***** Data entries

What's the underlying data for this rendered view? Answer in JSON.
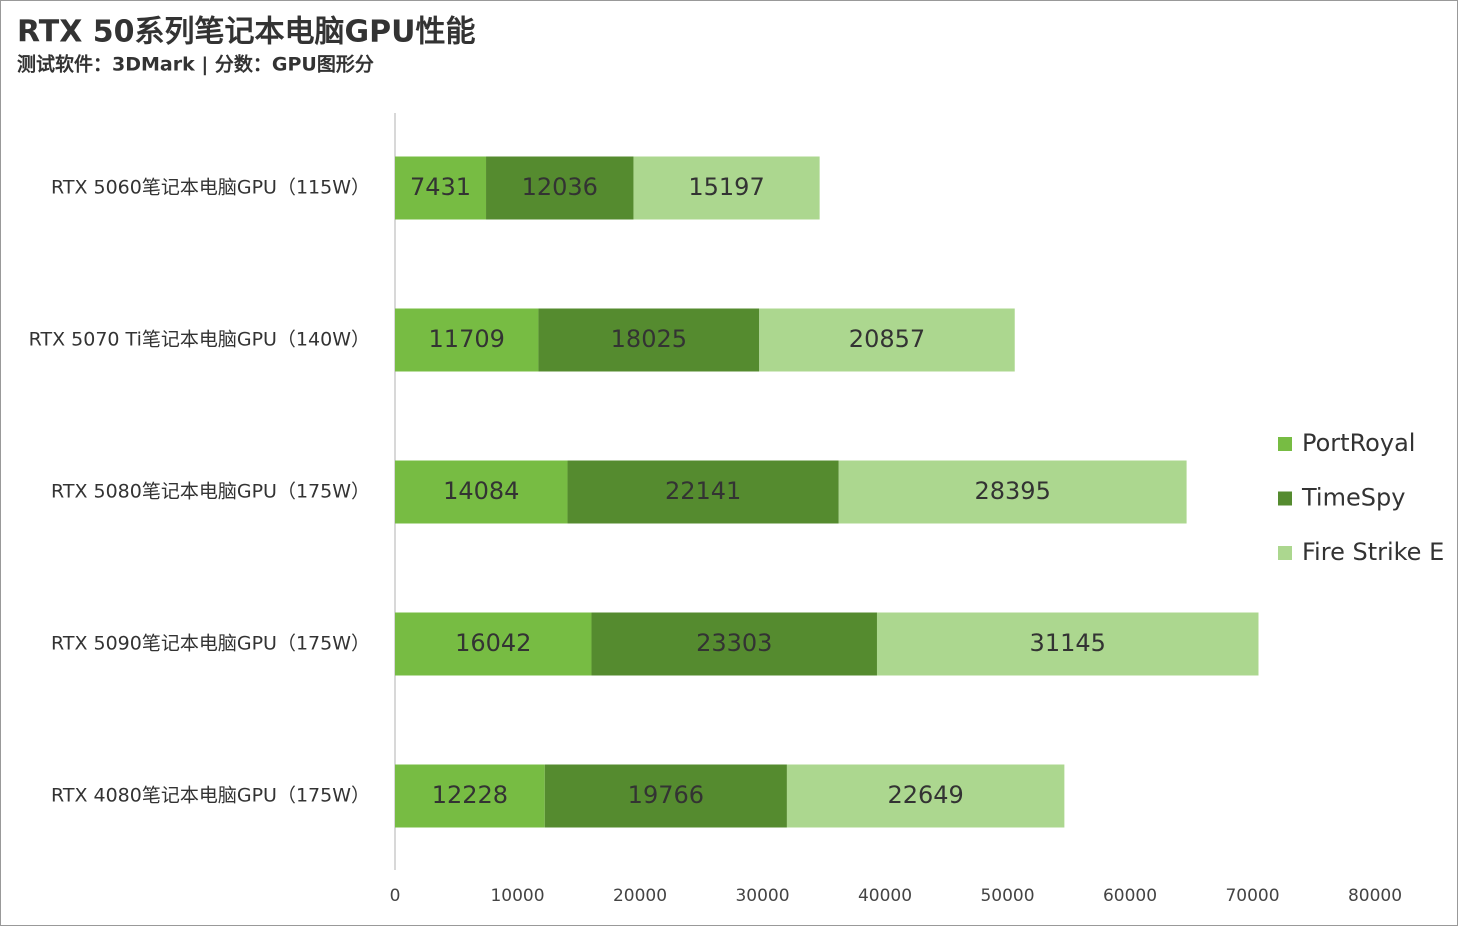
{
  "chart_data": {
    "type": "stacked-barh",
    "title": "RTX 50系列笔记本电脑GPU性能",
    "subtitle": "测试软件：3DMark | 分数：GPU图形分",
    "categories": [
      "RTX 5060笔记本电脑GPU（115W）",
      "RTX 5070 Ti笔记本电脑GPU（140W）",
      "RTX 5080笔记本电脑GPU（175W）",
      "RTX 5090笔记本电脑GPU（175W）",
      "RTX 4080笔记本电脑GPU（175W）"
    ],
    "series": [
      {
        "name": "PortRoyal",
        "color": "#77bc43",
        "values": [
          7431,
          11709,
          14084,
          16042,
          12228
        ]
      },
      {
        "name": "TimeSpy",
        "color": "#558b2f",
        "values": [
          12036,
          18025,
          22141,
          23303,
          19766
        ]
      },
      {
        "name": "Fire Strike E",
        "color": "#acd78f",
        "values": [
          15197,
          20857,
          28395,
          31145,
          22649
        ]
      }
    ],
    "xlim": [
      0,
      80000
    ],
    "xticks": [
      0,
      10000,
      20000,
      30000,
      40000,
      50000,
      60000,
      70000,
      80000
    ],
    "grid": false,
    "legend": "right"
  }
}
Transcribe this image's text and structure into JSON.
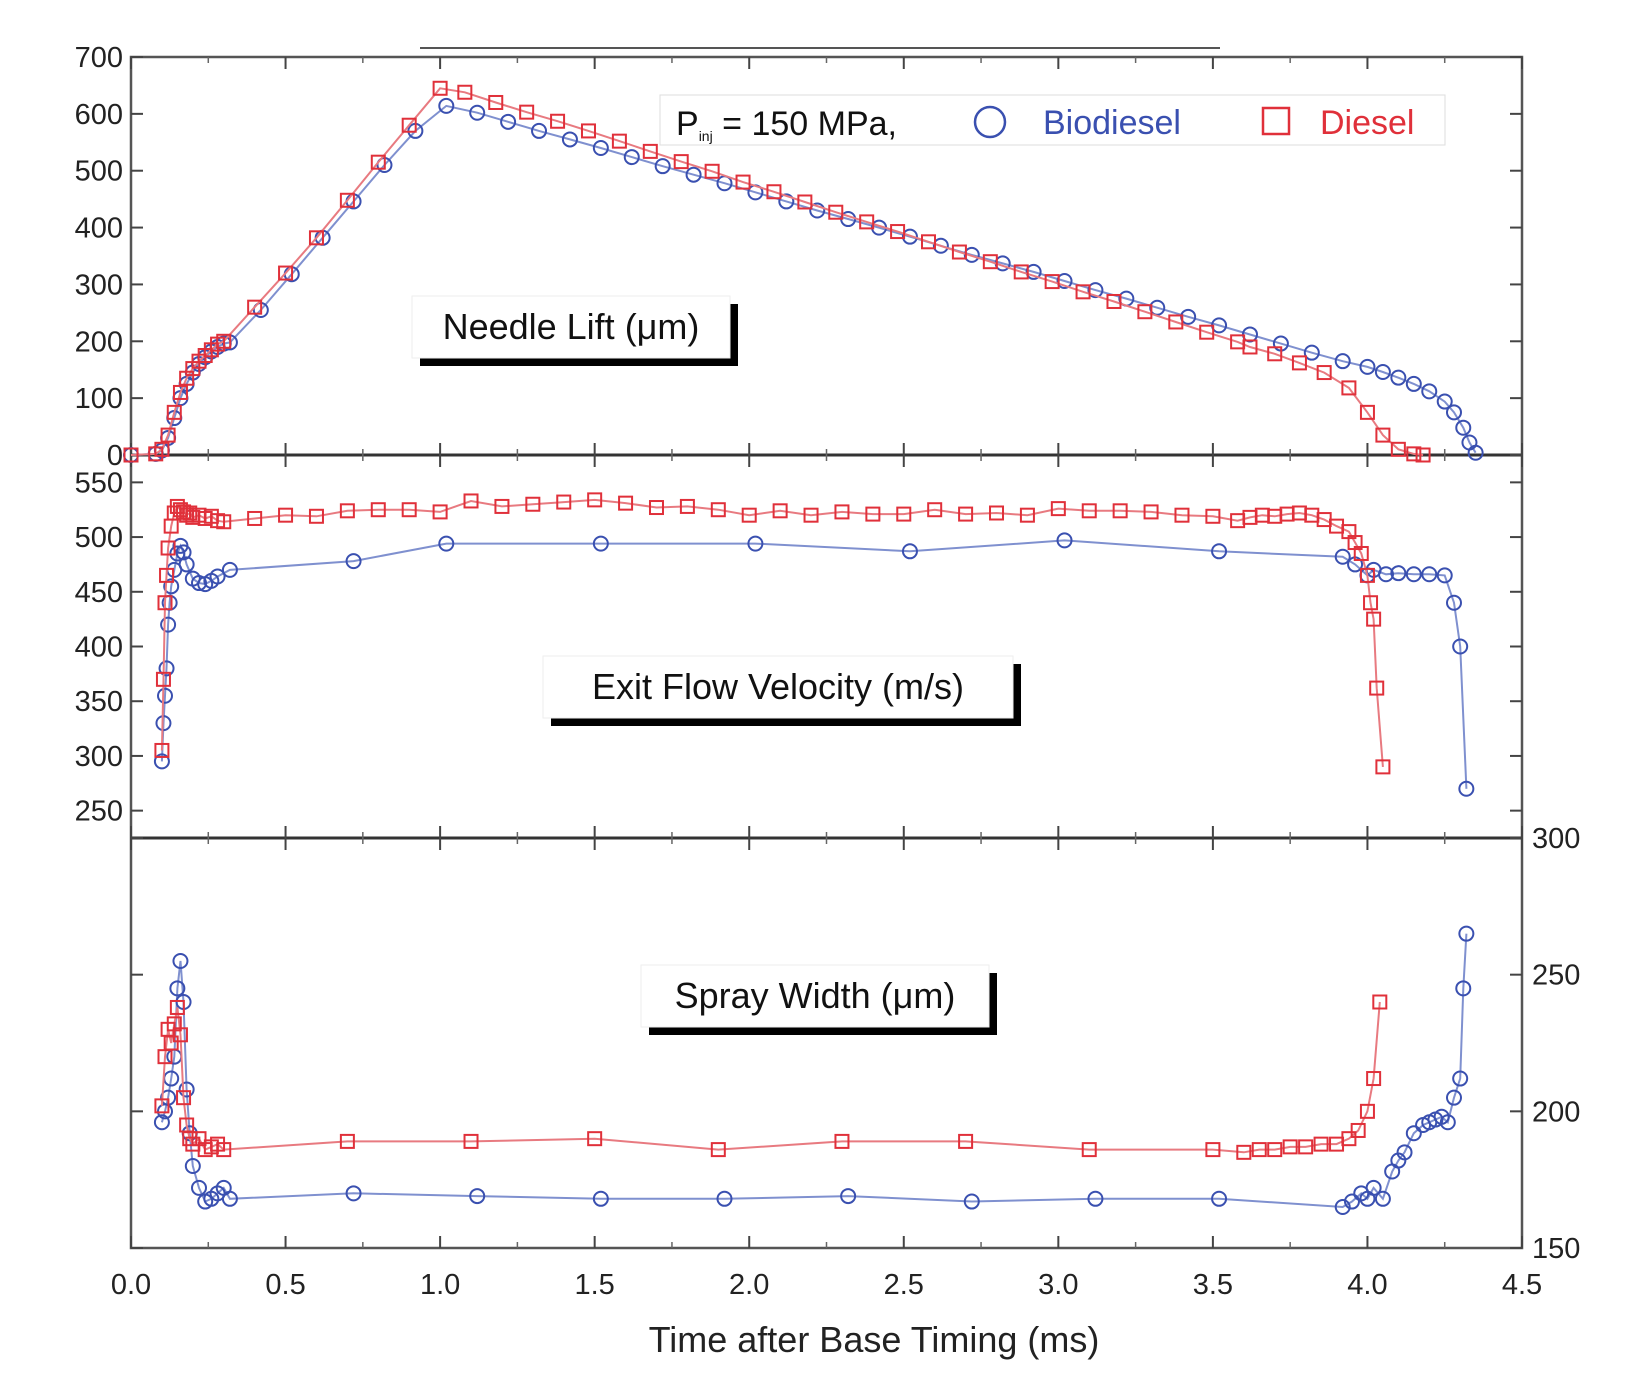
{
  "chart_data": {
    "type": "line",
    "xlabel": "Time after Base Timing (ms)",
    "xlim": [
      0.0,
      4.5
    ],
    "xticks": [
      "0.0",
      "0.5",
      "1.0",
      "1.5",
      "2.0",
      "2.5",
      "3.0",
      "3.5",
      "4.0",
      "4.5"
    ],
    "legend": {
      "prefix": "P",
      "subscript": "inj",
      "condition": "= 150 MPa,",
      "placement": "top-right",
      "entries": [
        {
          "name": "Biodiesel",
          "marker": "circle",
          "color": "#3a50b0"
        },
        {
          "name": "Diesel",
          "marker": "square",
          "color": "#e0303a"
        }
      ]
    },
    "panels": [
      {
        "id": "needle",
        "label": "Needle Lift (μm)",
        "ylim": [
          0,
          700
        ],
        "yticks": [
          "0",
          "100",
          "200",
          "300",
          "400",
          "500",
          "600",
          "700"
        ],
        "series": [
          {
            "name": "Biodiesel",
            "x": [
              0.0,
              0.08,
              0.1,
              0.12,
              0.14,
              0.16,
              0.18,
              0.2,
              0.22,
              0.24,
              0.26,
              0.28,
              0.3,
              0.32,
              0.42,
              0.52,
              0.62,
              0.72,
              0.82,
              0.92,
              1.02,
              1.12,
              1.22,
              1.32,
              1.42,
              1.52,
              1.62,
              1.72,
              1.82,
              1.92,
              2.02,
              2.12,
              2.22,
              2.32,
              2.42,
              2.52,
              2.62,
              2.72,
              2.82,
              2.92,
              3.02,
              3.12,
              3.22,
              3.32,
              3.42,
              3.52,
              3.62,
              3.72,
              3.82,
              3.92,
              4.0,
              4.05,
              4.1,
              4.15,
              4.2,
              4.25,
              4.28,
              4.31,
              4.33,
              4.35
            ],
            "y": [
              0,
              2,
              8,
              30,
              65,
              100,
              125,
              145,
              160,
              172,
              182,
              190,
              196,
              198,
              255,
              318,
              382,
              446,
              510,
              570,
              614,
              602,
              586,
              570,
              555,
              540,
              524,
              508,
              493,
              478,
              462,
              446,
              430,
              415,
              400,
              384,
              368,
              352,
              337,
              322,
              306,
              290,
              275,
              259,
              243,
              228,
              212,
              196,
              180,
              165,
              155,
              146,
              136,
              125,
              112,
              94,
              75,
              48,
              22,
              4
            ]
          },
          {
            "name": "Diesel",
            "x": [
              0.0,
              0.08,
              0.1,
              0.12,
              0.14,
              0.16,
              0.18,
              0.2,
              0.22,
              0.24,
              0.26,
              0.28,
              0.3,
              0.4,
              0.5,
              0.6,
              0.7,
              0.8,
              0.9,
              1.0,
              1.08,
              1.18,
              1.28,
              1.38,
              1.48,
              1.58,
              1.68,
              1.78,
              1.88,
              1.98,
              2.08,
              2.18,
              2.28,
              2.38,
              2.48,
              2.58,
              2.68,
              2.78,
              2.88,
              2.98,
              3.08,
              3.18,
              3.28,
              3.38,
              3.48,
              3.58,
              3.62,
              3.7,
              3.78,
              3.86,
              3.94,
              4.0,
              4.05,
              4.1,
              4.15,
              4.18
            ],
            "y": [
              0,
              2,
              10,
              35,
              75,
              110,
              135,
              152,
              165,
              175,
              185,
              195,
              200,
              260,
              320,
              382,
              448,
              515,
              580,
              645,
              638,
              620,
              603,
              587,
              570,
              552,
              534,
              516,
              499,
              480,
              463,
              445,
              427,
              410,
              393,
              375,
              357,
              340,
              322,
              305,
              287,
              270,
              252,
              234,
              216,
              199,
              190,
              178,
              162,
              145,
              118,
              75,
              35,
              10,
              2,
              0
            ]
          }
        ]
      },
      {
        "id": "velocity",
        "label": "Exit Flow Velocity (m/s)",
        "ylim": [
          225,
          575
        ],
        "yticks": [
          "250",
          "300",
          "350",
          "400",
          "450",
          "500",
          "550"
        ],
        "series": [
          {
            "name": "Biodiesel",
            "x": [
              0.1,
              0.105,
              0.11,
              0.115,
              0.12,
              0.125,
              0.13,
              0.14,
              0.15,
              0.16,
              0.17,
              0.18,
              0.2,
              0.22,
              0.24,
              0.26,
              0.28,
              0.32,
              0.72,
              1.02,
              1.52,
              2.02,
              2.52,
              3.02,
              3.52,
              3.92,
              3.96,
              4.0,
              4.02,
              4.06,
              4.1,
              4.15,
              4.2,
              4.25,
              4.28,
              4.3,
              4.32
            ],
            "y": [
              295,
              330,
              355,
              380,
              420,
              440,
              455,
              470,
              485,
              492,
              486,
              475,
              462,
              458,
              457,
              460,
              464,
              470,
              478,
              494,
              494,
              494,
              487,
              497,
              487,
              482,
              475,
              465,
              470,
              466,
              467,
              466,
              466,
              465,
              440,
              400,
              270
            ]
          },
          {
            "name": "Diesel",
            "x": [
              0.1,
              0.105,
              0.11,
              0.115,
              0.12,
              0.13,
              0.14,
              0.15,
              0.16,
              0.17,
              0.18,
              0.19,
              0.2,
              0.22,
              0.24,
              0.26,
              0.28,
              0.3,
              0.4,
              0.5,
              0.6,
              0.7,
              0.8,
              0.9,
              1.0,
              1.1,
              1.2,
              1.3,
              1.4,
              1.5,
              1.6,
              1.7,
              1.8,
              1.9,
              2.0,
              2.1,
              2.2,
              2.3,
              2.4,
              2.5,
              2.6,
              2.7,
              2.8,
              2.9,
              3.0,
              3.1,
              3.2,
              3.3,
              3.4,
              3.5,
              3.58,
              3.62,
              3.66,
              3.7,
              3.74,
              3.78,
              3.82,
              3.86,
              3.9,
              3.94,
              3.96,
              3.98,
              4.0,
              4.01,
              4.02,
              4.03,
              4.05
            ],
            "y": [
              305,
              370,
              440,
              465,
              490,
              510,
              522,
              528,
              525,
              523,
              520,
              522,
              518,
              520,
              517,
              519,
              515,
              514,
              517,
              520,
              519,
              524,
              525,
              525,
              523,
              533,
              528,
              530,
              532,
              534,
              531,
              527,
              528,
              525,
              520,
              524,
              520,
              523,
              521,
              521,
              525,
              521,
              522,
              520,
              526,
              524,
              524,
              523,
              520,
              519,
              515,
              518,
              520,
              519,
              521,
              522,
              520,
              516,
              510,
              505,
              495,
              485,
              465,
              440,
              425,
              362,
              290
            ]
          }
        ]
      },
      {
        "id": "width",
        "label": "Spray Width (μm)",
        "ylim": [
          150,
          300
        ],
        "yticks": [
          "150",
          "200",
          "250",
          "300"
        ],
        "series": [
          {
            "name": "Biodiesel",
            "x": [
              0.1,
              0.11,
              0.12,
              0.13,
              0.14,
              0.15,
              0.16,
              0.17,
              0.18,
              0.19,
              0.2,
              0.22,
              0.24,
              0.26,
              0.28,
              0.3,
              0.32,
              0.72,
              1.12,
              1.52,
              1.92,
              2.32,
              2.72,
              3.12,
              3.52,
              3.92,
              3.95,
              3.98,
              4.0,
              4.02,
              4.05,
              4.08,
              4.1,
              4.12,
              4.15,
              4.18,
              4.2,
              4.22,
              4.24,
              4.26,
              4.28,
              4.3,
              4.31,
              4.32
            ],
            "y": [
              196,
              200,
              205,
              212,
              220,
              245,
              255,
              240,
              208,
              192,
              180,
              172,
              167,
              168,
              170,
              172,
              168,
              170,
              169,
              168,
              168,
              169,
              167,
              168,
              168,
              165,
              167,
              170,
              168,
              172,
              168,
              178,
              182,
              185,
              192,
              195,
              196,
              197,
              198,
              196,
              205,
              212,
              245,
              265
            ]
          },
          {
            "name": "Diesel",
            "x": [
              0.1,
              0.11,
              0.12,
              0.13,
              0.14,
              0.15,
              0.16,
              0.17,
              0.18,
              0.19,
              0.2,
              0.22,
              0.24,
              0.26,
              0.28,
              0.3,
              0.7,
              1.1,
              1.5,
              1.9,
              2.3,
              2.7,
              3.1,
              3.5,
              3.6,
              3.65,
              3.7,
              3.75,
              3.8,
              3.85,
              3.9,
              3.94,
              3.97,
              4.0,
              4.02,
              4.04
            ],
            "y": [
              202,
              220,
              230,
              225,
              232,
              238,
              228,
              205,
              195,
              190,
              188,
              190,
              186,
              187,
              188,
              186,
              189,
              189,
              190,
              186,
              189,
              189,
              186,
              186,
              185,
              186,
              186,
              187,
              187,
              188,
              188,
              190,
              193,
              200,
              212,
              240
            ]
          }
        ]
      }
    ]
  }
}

**********

Going through the data above, count the lines where the string "this" appears, and answer with only that number.

2